**GIVEN TASK:**
All of the material below is to be restated word for word, apart from the pictures.

◆ ◆ ◆ ◆ ◆ ◆ ◆

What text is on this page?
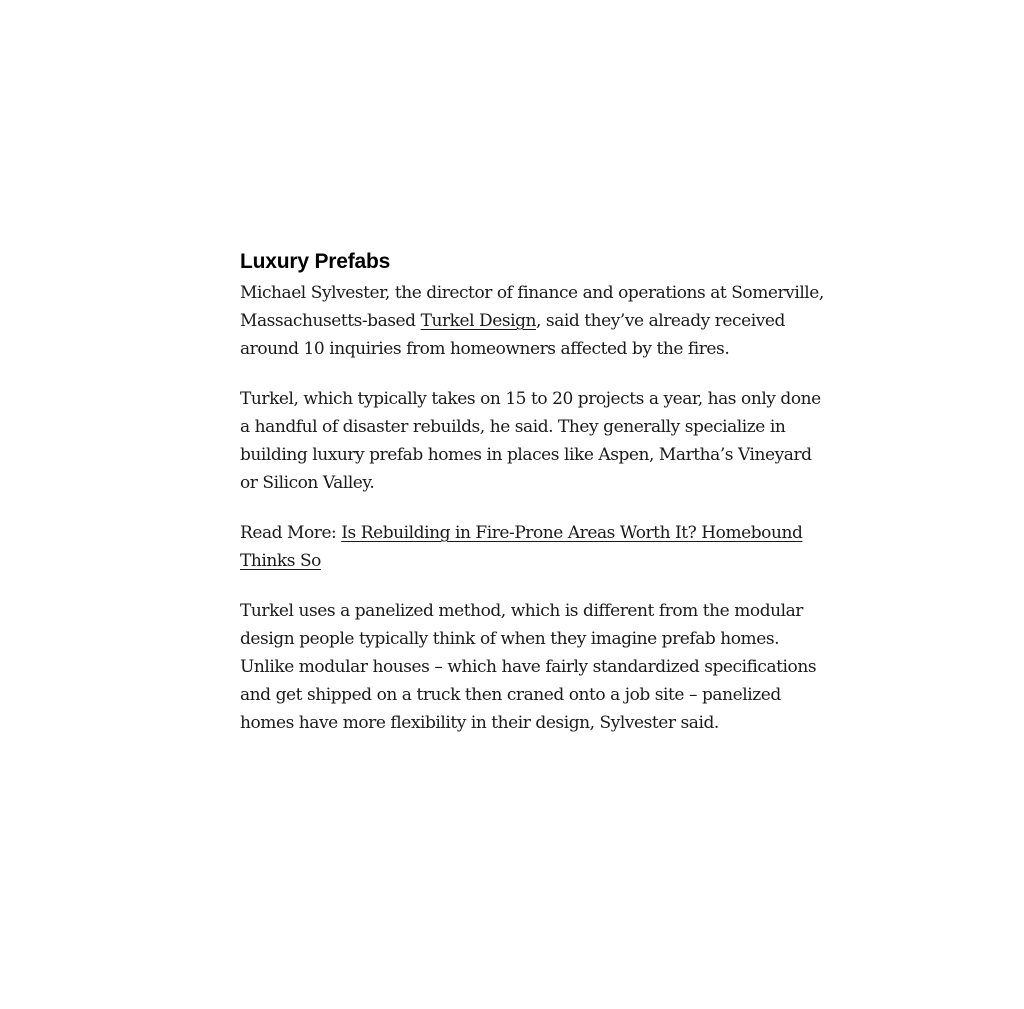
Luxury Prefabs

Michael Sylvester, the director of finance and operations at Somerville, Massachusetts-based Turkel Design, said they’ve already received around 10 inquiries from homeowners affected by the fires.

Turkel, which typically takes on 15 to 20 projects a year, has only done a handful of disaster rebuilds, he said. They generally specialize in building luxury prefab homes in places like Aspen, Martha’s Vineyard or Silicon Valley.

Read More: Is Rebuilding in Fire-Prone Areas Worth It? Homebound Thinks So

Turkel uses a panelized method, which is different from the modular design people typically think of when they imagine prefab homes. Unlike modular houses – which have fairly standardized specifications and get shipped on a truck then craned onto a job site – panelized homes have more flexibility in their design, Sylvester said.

◆ ◆ ◆ ◆ ◆ ◆ ◆

**SOLVED EXERCISE:**
What text is on this page?
Luxury Prefabs

Michael Sylvester, the director of finance and operations at Somerville, Massachusetts-based Turkel Design, said they’ve already received around 10 inquiries from homeowners affected by the fires.

Turkel, which typically takes on 15 to 20 projects a year, has only done a handful of disaster rebuilds, he said. They generally specialize in building luxury prefab homes in places like Aspen, Martha’s Vineyard or Silicon Valley.

Read More: Is Rebuilding in Fire-Prone Areas Worth It? Homebound Thinks So

Turkel uses a panelized method, which is different from the modular design people typically think of when they imagine prefab homes. Unlike modular houses – which have fairly standardized specifications and get shipped on a truck then craned onto a job site – panelized homes have more flexibility in their design, Sylvester said.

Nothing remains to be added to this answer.